__Work to be completed__:
In the records that follow, locate every line with "seperti" and extract it.

---+---

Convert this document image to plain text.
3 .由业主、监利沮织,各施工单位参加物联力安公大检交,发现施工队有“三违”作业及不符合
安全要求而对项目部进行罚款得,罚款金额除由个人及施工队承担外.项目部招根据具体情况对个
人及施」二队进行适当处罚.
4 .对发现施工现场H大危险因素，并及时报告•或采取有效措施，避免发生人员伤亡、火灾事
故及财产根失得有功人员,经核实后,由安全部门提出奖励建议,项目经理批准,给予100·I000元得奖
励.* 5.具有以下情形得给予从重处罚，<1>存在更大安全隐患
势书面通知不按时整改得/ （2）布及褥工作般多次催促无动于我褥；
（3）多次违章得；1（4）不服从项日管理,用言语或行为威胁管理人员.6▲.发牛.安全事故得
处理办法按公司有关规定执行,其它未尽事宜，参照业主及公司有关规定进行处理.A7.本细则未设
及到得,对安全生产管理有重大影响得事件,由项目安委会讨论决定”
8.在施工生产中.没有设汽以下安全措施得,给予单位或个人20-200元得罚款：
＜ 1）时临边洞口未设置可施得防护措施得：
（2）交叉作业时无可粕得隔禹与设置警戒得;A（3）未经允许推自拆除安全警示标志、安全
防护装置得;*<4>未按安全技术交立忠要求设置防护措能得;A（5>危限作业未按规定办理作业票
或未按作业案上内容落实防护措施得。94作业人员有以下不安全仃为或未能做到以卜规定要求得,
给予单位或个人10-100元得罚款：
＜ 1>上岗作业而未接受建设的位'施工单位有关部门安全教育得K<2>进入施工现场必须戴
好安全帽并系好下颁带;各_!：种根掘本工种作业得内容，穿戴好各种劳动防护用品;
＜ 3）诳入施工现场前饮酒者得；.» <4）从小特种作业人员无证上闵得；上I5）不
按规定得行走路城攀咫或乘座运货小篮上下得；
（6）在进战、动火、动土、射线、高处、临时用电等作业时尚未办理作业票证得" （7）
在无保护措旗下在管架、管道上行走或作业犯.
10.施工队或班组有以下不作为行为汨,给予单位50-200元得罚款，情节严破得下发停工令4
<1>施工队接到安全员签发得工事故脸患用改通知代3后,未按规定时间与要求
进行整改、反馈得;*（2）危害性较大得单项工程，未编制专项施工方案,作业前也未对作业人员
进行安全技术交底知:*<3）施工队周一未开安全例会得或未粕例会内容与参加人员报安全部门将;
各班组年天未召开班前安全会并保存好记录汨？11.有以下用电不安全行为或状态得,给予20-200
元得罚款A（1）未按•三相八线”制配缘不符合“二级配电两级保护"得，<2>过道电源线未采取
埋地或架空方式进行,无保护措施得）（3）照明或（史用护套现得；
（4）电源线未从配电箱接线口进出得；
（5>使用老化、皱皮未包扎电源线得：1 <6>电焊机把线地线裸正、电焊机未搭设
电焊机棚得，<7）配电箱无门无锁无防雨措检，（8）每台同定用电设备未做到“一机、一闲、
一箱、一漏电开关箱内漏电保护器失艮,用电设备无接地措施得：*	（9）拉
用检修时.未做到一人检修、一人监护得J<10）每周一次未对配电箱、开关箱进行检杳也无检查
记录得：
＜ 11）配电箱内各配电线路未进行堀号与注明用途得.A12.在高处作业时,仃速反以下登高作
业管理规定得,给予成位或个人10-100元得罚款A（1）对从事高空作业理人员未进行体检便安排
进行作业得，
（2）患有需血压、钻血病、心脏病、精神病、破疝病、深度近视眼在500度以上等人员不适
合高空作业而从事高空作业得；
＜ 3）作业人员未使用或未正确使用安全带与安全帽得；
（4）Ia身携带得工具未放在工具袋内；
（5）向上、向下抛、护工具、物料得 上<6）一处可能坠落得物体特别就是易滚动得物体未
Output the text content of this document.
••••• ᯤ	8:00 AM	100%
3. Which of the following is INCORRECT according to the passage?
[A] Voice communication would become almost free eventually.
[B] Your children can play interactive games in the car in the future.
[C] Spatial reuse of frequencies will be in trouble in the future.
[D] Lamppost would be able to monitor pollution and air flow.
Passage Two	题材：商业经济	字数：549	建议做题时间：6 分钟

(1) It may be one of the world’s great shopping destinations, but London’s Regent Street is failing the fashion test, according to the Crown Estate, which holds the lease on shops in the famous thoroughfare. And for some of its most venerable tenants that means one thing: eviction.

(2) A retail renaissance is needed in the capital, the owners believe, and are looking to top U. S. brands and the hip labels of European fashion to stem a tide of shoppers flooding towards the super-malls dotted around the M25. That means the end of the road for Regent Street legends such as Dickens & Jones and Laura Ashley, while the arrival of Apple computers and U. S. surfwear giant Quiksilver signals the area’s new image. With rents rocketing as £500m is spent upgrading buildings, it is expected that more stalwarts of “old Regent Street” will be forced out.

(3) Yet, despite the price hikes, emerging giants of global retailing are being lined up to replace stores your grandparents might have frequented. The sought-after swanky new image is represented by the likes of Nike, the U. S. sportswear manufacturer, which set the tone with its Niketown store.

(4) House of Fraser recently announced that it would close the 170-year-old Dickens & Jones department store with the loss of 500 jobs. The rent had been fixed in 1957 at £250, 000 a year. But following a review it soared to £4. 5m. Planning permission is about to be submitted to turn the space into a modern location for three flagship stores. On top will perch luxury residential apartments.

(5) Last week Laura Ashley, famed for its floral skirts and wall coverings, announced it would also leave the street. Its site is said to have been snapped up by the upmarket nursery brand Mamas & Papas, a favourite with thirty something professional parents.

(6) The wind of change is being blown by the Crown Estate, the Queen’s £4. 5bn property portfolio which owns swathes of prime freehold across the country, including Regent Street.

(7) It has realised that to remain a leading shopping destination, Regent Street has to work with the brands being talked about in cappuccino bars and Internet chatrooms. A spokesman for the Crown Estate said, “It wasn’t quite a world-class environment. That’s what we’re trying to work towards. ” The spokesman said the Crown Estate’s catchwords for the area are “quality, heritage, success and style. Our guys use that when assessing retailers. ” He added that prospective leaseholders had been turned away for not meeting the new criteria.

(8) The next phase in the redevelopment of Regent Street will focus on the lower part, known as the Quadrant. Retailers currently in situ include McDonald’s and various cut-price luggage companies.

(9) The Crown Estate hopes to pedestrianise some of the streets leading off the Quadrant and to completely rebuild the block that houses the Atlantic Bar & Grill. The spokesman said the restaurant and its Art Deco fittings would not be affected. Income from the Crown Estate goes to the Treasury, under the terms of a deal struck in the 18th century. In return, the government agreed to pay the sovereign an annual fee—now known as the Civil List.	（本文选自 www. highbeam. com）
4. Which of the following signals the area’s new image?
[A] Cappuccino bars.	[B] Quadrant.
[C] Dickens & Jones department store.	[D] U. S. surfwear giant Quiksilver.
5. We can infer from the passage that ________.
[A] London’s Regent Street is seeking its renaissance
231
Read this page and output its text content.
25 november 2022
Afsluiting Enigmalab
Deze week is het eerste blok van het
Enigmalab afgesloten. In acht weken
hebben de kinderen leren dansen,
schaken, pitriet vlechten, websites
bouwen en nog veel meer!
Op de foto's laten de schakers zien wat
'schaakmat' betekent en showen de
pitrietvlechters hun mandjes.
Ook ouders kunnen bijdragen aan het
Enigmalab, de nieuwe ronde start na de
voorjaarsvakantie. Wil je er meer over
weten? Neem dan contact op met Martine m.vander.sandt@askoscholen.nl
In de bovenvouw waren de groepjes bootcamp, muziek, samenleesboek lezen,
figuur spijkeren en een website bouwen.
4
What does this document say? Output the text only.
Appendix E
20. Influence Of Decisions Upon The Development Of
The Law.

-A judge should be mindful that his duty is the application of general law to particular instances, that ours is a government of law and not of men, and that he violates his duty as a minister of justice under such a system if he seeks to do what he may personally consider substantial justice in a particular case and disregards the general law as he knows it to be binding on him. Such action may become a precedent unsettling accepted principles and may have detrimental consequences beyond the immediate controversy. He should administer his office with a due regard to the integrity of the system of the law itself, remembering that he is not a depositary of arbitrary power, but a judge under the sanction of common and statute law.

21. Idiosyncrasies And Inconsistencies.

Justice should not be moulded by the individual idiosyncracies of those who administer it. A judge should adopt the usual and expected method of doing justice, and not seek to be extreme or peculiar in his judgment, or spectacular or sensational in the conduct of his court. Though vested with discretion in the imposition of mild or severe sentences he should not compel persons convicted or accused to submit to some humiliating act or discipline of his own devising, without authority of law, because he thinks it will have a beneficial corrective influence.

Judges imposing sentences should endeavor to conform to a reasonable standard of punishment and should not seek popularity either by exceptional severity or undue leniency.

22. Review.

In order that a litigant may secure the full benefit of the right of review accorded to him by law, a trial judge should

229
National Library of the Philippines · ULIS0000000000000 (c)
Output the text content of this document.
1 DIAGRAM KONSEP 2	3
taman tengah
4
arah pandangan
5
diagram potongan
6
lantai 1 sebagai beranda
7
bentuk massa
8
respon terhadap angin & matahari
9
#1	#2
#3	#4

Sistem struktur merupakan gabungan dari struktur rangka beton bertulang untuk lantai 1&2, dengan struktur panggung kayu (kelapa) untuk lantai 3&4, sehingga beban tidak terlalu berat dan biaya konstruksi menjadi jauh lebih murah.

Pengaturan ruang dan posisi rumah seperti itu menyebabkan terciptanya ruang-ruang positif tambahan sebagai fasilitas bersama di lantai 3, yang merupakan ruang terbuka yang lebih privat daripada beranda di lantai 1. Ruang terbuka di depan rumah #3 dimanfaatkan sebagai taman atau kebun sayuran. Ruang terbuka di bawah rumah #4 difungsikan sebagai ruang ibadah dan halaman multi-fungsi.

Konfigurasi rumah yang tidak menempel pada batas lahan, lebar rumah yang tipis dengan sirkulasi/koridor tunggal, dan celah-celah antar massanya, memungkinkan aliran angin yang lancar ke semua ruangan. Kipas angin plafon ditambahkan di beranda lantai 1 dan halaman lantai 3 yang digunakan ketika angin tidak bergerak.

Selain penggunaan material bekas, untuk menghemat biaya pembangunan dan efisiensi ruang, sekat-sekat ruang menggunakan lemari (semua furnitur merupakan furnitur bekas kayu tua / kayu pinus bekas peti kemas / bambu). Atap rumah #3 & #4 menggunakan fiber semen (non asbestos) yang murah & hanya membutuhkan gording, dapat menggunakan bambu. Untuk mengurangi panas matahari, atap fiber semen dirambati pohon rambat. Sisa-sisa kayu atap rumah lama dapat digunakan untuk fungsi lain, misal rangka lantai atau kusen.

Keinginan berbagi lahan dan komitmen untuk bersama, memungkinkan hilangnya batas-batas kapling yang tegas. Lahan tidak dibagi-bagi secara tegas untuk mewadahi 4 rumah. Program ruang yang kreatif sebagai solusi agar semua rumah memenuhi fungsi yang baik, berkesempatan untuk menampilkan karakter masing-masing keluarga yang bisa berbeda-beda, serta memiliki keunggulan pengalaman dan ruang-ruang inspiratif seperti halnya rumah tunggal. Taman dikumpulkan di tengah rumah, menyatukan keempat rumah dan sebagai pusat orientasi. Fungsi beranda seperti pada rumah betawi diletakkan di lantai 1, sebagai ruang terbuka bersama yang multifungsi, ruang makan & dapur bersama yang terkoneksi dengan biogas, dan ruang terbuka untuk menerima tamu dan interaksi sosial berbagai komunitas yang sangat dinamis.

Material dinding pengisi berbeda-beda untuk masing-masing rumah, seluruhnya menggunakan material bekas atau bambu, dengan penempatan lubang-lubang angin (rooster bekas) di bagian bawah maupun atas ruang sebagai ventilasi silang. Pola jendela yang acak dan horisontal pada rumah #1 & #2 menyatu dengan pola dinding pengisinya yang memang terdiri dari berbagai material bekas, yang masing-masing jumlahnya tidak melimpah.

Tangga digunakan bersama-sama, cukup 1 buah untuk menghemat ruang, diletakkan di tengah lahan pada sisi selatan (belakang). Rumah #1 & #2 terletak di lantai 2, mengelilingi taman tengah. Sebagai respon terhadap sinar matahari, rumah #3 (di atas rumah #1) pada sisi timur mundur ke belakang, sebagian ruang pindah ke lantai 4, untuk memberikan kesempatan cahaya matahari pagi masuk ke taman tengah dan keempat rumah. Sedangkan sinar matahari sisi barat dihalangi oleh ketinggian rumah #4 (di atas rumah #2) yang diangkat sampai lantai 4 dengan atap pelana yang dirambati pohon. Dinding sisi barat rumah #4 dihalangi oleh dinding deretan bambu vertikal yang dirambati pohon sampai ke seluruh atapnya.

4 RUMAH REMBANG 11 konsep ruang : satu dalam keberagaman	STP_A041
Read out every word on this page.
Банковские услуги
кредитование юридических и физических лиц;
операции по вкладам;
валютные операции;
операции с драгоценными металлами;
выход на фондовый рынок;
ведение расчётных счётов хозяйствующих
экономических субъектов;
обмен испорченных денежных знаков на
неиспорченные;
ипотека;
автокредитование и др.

---+---

__Answer to the problem__:
Pengaturan ruang dan posisi rumah seperti itu menyebabkan terciptanya ruang-ruang positif tambahan sebagai fasilitas bersama di lantai 3, yang merupakan ruang terbuka yang lebih privat daripada beranda di lantai 1. Ruang terbuka di depan rumah #3 dimanfaatkan sebagai taman atau kebun sayuran. Ruang terbuka di bawah rumah #4 difungsikan sebagai ruang ibadah dan halaman multi-fungsi.
Keinginan berbagi lahan dan komitmen untuk bersama, memungkinkan hilangnya batas-batas kapling yang tegas. Lahan tidak dibagi-bagi secara tegas untuk mewadahi 4 rumah. Program ruang yang kreatif sebagai solusi agar semua rumah memenuhi fungsi yang baik, berkesempatan untuk menampilkan karakter masing-masing keluarga yang bisa berbeda-beda, serta memiliki keunggulan pengalaman dan ruang-ruang inspiratif seperti halnya rumah tunggal. Taman dikumpulkan di tengah rumah, menyatukan keempat rumah dan sebagai pusat orientasi. Fungsi beranda seperti pada rumah betawi diletakkan di lantai 1, sebagai ruang terbuka bersama yang multifungsi, ruang makan & dapur bersama yang terkoneksi dengan biogas, dan ruang terbuka untuk menerima tamu dan interaksi sosial berbagai komunitas yang sangat dinamis.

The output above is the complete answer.